------ Material supplied

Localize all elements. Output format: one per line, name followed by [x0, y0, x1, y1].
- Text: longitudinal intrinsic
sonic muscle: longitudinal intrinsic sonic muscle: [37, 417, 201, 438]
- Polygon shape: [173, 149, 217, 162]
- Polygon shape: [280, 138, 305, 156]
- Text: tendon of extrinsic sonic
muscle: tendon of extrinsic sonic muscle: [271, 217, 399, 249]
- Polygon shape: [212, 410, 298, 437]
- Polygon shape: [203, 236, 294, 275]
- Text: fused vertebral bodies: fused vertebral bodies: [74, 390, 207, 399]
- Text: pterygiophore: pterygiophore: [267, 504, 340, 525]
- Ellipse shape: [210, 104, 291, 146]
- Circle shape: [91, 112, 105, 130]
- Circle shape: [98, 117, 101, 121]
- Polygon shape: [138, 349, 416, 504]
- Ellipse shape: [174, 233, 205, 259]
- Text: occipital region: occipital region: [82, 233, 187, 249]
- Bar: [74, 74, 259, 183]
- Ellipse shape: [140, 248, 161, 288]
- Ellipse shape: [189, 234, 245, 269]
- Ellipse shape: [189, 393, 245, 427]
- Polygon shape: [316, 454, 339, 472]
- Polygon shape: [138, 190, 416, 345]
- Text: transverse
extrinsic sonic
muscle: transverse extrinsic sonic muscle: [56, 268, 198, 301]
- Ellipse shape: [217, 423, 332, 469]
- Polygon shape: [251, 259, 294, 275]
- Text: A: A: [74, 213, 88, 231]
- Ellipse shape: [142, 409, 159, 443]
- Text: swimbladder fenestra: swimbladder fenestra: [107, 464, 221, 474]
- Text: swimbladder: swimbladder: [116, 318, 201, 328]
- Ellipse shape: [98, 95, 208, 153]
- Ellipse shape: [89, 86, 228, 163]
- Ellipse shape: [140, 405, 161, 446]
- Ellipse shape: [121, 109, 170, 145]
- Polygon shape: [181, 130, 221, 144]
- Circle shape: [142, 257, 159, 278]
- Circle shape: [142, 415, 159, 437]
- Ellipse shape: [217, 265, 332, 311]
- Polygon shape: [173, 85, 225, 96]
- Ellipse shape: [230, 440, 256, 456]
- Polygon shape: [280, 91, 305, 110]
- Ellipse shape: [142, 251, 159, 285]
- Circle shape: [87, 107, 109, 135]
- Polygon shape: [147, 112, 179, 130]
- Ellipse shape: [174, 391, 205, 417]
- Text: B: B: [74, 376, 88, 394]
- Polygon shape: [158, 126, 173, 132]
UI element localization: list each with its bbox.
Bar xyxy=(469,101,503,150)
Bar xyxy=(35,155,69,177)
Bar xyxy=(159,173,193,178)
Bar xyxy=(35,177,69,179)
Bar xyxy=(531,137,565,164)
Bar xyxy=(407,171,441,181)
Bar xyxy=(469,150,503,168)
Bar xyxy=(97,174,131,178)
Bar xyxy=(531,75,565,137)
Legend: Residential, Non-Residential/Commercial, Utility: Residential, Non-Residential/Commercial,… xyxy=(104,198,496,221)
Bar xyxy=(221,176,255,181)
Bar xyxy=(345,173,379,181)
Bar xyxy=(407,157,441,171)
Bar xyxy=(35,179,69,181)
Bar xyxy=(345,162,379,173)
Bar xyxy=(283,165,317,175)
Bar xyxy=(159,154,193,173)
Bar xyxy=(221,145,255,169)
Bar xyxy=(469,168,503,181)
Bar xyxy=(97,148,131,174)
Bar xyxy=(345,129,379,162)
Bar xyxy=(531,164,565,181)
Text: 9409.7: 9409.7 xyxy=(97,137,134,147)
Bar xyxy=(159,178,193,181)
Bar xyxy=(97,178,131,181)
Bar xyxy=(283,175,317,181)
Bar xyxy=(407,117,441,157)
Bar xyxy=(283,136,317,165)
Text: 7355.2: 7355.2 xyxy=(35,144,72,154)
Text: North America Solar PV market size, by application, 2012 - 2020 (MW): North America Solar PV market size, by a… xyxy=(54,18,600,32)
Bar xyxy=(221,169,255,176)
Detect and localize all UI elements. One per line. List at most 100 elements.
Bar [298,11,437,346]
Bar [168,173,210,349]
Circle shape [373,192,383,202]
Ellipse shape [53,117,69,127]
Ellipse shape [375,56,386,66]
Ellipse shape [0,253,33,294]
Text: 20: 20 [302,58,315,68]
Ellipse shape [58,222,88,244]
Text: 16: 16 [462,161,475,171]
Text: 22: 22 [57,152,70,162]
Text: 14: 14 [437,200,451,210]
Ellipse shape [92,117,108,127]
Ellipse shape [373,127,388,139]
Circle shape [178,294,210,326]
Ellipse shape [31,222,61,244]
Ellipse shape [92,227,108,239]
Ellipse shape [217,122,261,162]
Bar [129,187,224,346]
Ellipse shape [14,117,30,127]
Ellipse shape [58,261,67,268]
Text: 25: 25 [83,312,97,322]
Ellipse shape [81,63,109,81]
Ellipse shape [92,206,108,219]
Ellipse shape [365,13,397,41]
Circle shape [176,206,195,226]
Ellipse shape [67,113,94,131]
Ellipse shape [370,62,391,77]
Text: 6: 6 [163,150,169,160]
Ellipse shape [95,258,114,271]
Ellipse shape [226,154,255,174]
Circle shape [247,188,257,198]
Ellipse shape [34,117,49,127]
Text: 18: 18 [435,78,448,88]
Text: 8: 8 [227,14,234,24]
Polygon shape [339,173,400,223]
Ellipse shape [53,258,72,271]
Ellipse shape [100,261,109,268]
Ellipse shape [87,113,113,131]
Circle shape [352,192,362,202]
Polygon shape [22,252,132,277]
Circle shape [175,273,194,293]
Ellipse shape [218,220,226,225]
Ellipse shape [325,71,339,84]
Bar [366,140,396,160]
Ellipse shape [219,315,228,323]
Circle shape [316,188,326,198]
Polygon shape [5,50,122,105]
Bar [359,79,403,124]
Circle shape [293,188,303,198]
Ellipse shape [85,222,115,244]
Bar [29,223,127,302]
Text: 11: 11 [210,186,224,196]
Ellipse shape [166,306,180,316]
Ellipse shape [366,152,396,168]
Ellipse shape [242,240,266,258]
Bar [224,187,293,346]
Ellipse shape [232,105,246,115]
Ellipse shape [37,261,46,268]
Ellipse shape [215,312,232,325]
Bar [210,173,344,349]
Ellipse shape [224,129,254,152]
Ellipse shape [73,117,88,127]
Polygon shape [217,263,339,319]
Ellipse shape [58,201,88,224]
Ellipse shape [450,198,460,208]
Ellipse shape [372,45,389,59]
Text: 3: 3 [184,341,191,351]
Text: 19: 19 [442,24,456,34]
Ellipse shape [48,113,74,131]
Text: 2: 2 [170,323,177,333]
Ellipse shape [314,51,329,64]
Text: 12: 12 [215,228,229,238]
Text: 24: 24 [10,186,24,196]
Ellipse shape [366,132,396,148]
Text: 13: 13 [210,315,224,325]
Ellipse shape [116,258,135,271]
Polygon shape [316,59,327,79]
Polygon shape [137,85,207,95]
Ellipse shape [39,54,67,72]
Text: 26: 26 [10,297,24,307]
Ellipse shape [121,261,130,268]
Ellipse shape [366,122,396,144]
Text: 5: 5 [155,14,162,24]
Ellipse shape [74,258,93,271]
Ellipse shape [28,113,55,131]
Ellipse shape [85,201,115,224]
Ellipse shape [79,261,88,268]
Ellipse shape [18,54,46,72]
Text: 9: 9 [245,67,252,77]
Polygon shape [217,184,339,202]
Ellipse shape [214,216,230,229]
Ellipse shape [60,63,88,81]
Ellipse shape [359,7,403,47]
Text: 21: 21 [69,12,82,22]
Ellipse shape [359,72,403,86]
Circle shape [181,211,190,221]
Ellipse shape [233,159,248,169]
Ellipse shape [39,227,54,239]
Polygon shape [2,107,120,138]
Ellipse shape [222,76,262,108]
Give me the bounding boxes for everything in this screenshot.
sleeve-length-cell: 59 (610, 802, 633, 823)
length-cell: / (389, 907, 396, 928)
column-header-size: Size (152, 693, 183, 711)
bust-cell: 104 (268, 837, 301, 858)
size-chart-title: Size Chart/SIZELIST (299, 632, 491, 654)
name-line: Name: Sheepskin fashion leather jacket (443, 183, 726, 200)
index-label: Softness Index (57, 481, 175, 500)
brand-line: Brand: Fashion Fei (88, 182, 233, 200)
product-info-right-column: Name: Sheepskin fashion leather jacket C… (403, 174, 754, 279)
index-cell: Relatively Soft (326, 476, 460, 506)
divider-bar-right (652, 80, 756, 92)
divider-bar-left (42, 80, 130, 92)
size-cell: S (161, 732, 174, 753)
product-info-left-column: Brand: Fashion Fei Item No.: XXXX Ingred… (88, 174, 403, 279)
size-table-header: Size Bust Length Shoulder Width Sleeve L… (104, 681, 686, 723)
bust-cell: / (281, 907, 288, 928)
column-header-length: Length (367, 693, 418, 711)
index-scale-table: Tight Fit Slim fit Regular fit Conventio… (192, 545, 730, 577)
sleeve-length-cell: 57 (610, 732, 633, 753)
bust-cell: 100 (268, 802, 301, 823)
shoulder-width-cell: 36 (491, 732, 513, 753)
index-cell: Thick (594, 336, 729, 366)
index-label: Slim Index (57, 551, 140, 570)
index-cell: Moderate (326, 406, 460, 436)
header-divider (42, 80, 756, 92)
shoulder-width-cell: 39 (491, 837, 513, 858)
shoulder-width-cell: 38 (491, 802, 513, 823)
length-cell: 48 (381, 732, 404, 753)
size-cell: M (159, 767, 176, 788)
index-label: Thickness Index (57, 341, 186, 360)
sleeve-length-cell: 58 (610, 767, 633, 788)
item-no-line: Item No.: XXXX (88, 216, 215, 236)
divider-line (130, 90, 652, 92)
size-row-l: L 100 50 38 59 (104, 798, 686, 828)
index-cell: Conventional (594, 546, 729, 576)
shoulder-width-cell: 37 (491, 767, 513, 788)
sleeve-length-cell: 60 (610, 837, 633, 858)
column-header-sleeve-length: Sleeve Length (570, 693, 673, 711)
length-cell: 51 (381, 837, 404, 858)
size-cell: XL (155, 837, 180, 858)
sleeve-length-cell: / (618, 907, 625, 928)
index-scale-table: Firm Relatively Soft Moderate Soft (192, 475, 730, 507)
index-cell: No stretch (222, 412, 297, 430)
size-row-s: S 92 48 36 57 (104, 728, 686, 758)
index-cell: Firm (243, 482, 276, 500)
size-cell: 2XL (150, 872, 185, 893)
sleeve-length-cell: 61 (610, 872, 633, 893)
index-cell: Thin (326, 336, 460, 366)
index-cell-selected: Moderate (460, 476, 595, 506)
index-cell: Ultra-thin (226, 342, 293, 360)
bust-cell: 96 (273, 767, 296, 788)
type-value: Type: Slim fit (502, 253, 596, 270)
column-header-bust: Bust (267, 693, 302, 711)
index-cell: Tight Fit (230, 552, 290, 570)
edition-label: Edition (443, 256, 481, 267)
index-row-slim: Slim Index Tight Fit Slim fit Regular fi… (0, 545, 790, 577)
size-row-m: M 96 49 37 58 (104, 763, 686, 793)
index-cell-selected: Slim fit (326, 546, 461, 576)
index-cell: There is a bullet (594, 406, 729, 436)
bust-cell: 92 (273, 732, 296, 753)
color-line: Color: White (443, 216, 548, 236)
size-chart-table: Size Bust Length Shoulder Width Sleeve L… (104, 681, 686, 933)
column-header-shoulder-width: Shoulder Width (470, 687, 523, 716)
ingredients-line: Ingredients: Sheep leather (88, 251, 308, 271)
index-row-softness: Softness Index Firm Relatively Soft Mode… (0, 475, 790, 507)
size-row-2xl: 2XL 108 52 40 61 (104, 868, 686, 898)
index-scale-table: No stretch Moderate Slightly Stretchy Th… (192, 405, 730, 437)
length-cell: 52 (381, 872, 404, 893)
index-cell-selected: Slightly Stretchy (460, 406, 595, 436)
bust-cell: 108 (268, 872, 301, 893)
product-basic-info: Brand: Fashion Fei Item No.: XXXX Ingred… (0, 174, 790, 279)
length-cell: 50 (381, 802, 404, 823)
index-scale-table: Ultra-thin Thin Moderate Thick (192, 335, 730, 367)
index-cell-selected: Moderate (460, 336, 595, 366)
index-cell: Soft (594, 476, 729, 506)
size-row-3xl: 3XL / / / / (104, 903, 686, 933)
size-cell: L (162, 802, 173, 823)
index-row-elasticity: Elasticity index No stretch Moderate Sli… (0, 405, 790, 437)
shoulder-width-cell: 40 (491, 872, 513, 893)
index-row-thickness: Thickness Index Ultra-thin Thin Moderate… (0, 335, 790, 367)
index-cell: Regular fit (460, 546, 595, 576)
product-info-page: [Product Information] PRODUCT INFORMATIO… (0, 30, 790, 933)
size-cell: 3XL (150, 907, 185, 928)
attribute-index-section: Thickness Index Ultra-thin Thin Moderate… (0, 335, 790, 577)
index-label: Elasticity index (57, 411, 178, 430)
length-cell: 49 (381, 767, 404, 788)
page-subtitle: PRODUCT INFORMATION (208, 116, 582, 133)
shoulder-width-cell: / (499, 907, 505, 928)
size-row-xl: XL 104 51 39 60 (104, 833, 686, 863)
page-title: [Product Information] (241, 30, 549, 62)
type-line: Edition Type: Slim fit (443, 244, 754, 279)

------------

= Set exercise =
Transcribe the records without any change, from the start of the records through the line that contains "- Polygon shape: [138, 349, 416, 504]", with that line included.

= Task result =
Localize all elements. Output format: one per line, name followed by [x0, y0, x1, y1].
- Text: longitudinal intrinsic
sonic muscle: longitudinal intrinsic sonic muscle: [37, 417, 201, 438]
- Polygon shape: [173, 149, 217, 162]
- Polygon shape: [280, 138, 305, 156]
- Text: tendon of extrinsic sonic
muscle: tendon of extrinsic sonic muscle: [271, 217, 399, 249]
- Polygon shape: [212, 410, 298, 437]
- Polygon shape: [203, 236, 294, 275]
- Text: fused vertebral bodies: fused vertebral bodies: [74, 390, 207, 399]
- Text: pterygiophore: pterygiophore: [267, 504, 340, 525]
- Ellipse shape: [210, 104, 291, 146]
- Circle shape: [91, 112, 105, 130]
- Circle shape: [98, 117, 101, 121]
- Polygon shape: [138, 349, 416, 504]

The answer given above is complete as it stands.